*What is being asked*: Copy each line of the entries beneath that contains the word "JSON".

*Records*:
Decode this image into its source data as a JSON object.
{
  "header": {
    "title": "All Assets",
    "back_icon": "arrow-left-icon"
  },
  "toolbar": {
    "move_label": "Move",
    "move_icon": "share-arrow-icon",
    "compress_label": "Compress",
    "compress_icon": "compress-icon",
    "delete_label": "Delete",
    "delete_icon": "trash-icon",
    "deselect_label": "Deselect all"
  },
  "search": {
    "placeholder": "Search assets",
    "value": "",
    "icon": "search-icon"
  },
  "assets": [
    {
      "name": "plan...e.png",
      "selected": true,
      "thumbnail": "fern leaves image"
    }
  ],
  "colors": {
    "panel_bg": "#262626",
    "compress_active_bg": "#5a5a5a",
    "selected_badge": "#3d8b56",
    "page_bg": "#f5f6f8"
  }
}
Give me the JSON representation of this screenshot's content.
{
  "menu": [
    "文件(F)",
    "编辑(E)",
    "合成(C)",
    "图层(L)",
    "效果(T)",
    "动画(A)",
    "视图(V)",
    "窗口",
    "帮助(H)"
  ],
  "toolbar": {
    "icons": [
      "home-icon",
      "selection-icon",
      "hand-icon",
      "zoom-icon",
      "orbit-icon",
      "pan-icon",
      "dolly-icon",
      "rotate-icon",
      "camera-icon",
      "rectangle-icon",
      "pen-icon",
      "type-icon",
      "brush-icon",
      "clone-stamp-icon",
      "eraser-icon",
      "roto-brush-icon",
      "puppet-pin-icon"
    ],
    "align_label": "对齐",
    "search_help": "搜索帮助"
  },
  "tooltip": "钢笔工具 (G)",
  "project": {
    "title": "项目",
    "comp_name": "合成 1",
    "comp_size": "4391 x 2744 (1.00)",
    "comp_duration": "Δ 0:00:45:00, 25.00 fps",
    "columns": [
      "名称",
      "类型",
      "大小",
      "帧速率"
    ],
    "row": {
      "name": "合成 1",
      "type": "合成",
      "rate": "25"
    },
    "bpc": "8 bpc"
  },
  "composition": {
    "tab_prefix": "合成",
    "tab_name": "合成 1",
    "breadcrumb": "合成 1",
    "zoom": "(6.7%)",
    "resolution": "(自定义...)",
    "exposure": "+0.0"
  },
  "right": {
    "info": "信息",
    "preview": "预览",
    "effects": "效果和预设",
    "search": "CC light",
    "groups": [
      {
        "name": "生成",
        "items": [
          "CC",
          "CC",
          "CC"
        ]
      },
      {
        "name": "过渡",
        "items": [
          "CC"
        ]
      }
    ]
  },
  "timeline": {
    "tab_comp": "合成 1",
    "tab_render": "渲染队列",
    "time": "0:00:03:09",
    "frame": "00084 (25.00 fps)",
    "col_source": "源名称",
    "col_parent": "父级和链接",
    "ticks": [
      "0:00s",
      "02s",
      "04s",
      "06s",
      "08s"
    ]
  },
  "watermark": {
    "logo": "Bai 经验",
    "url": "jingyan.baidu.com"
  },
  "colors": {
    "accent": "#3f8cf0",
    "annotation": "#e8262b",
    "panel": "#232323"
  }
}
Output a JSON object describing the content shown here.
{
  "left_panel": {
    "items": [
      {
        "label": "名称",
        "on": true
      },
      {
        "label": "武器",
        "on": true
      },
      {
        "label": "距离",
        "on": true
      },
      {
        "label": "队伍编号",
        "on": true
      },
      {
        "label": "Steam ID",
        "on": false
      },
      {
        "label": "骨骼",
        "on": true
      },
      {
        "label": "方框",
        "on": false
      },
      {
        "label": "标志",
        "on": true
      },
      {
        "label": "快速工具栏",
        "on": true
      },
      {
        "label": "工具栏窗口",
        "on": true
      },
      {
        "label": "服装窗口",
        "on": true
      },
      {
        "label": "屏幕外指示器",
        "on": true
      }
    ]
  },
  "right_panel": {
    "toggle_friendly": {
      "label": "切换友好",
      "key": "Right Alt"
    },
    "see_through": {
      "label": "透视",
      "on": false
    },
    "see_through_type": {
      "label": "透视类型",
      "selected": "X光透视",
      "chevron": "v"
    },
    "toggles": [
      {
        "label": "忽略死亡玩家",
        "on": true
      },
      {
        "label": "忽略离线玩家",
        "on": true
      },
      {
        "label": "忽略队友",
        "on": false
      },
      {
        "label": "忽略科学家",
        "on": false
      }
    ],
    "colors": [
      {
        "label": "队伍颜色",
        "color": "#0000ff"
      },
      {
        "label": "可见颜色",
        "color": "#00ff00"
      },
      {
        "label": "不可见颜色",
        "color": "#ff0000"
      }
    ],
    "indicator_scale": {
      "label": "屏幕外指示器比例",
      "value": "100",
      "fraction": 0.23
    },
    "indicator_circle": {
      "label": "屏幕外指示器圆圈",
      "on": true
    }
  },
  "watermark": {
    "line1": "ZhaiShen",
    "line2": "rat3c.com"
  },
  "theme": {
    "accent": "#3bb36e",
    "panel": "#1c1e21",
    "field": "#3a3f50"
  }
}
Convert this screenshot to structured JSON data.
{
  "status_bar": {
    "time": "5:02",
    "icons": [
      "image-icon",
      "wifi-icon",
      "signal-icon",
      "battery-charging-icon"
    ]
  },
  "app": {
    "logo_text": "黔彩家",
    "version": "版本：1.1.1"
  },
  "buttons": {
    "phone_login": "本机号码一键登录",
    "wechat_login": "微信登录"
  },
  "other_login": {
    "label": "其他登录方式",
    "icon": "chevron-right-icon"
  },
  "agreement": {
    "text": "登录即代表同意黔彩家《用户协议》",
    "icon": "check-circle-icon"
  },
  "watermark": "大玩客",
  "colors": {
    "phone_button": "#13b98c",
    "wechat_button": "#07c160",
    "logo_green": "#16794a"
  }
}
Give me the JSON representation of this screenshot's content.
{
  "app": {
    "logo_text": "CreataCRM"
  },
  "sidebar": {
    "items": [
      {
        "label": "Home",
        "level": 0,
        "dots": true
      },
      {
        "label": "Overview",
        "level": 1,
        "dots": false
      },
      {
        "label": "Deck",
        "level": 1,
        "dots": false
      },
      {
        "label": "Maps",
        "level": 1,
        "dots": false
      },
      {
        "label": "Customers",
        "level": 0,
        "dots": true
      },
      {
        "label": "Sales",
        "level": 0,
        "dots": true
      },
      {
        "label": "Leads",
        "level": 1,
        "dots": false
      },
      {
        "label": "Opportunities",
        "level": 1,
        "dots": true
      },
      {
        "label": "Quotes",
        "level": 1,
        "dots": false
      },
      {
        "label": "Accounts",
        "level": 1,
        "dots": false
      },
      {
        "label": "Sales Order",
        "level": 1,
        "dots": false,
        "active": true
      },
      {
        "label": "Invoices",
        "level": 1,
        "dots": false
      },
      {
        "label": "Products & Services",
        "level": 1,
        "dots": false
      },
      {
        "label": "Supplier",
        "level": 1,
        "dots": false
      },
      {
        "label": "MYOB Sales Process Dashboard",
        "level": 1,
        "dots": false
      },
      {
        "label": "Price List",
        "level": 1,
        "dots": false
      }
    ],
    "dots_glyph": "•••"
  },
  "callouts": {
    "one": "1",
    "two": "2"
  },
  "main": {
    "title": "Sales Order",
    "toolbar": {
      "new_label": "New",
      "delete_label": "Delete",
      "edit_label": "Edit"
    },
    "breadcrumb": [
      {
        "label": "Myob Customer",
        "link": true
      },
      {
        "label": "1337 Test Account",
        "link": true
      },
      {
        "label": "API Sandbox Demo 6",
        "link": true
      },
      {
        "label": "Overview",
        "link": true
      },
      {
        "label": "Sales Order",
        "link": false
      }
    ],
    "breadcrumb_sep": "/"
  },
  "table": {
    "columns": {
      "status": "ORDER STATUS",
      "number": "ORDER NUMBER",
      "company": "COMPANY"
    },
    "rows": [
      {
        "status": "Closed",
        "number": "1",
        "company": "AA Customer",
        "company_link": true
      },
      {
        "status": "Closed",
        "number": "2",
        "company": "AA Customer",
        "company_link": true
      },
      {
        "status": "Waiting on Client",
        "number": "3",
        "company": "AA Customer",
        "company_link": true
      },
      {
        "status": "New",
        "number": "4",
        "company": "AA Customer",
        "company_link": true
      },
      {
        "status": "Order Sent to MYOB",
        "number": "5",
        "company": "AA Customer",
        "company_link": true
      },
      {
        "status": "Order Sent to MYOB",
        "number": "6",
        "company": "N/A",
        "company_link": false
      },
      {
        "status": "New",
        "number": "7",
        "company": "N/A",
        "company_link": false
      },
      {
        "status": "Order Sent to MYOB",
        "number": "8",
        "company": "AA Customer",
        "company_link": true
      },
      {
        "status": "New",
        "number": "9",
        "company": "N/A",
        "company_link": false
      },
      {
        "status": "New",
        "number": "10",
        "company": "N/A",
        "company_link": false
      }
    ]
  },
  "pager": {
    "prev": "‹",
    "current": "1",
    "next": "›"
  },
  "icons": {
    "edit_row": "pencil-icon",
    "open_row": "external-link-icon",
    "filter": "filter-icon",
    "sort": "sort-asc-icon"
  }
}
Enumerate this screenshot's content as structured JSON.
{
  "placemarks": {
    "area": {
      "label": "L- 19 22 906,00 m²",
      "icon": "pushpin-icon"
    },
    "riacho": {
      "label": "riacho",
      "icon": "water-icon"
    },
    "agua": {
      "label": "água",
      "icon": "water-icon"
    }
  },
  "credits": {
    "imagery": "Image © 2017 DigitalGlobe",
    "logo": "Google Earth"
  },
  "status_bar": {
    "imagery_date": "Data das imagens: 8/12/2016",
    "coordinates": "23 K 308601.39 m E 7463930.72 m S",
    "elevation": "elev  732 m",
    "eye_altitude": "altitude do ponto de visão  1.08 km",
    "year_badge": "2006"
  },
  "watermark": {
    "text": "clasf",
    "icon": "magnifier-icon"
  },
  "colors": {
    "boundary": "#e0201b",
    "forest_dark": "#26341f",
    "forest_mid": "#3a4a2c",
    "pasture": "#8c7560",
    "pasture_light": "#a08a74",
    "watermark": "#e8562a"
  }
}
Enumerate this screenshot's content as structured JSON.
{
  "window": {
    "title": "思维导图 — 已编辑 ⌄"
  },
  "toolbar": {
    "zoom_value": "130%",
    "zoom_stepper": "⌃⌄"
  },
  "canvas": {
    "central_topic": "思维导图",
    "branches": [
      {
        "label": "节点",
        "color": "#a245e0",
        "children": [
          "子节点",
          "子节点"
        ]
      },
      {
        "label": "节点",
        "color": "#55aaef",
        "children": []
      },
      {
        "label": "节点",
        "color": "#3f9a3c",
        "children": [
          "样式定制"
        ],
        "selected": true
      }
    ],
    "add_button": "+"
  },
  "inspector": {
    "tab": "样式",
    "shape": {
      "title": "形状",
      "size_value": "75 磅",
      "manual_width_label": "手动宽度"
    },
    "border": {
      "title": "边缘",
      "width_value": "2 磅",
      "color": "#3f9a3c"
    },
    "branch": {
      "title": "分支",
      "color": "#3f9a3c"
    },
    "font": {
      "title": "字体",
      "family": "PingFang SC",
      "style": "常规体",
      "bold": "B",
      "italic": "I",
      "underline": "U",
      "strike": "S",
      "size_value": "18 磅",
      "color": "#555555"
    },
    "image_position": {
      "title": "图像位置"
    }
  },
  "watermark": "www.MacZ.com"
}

*Finished task*:
Decode this image into its source data as a JSON object.
Give me the JSON representation of this screenshot's content.
Output a JSON object describing the content shown here.
Convert this screenshot to structured JSON data.
Give me the JSON representation of this screenshot's content.
Enumerate this screenshot's content as structured JSON.
Enumerate this screenshot's content as structured JSON.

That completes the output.